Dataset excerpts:
____________
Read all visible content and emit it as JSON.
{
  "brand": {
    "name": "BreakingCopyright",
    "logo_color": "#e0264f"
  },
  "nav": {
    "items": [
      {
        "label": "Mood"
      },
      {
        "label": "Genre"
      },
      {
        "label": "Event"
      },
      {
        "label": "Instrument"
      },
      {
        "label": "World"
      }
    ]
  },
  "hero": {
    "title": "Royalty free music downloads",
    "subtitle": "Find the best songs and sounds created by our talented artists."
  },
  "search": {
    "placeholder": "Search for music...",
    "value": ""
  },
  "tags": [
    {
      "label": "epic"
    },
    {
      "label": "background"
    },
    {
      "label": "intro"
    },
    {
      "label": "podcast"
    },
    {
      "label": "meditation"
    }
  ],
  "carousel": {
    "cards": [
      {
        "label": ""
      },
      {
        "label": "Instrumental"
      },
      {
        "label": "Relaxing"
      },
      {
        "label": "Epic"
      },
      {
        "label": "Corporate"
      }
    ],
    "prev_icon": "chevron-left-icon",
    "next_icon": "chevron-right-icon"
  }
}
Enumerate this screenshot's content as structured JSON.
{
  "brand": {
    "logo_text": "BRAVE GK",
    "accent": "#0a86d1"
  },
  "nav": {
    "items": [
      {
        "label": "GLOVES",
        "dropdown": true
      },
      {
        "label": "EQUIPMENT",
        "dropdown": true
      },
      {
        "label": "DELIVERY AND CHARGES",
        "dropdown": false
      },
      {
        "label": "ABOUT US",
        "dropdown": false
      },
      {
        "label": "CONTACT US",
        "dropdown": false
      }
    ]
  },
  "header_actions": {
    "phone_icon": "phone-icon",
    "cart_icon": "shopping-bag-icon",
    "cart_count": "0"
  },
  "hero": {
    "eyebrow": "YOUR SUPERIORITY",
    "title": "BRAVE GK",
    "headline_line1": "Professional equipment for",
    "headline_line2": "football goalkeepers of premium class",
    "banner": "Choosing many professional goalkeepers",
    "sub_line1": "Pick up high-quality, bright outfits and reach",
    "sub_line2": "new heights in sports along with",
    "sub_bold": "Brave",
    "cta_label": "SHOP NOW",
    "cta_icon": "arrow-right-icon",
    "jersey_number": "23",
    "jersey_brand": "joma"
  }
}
____________
PROBLEM =
Write out the records above again, keeping each one identical to the original.

RIGHT ANSWER =
Read all visible content and emit it as JSON.
{
  "brand": {
    "name": "BreakingCopyright",
    "logo_color": "#e0264f"
  },
  "nav": {
    "items": [
      {
        "label": "Mood"
      },
      {
        "label": "Genre"
      },
      {
        "label": "Event"
      },
      {
        "label": "Instrument"
      },
      {
        "label": "World"
      }
    ]
  },
  "hero": {
    "title": "Royalty free music downloads",
    "subtitle": "Find the best songs and sounds created by our talented artists."
  },
  "search": {
    "placeholder": "Search for music...",
    "value": ""
  },
  "tags": [
    {
      "label": "epic"
    },
    {
      "label": "background"
    },
    {
      "label": "intro"
    },
    {
      "label": "podcast"
    },
    {
      "label": "meditation"
    }
  ],
  "carousel": {
    "cards": [
      {
        "label": ""
      },
      {
        "label": "Instrumental"
      },
      {
        "label": "Relaxing"
      },
      {
        "label": "Epic"
      },
      {
        "label": "Corporate"
      }
    ],
    "prev_icon": "chevron-left-icon",
    "next_icon": "chevron-right-icon"
  }
}
Enumerate this screenshot's content as structured JSON.
{
  "brand": {
    "logo_text": "BRAVE GK",
    "accent": "#0a86d1"
  },
  "nav": {
    "items": [
      {
        "label": "GLOVES",
        "dropdown": true
      },
      {
        "label": "EQUIPMENT",
        "dropdown": true
      },
      {
        "label": "DELIVERY AND CHARGES",
        "dropdown": false
      },
      {
        "label": "ABOUT US",
        "dropdown": false
      },
      {
        "label": "CONTACT US",
        "dropdown": false
      }
    ]
  },
  "header_actions": {
    "phone_icon": "phone-icon",
    "cart_icon": "shopping-bag-icon",
    "cart_count": "0"
  },
  "hero": {
    "eyebrow": "YOUR SUPERIORITY",
    "title": "BRAVE GK",
    "headline_line1": "Professional equipment for",
    "headline_line2": "football goalkeepers of premium class",
    "banner": "Choosing many professional goalkeepers",
    "sub_line1": "Pick up high-quality, bright outfits and reach",
    "sub_line2": "new heights in sports along with",
    "sub_bold": "Brave",
    "cta_label": "SHOP NOW",
    "cta_icon": "arrow-right-icon",
    "jersey_number": "23",
    "jersey_brand": "joma"
  }
}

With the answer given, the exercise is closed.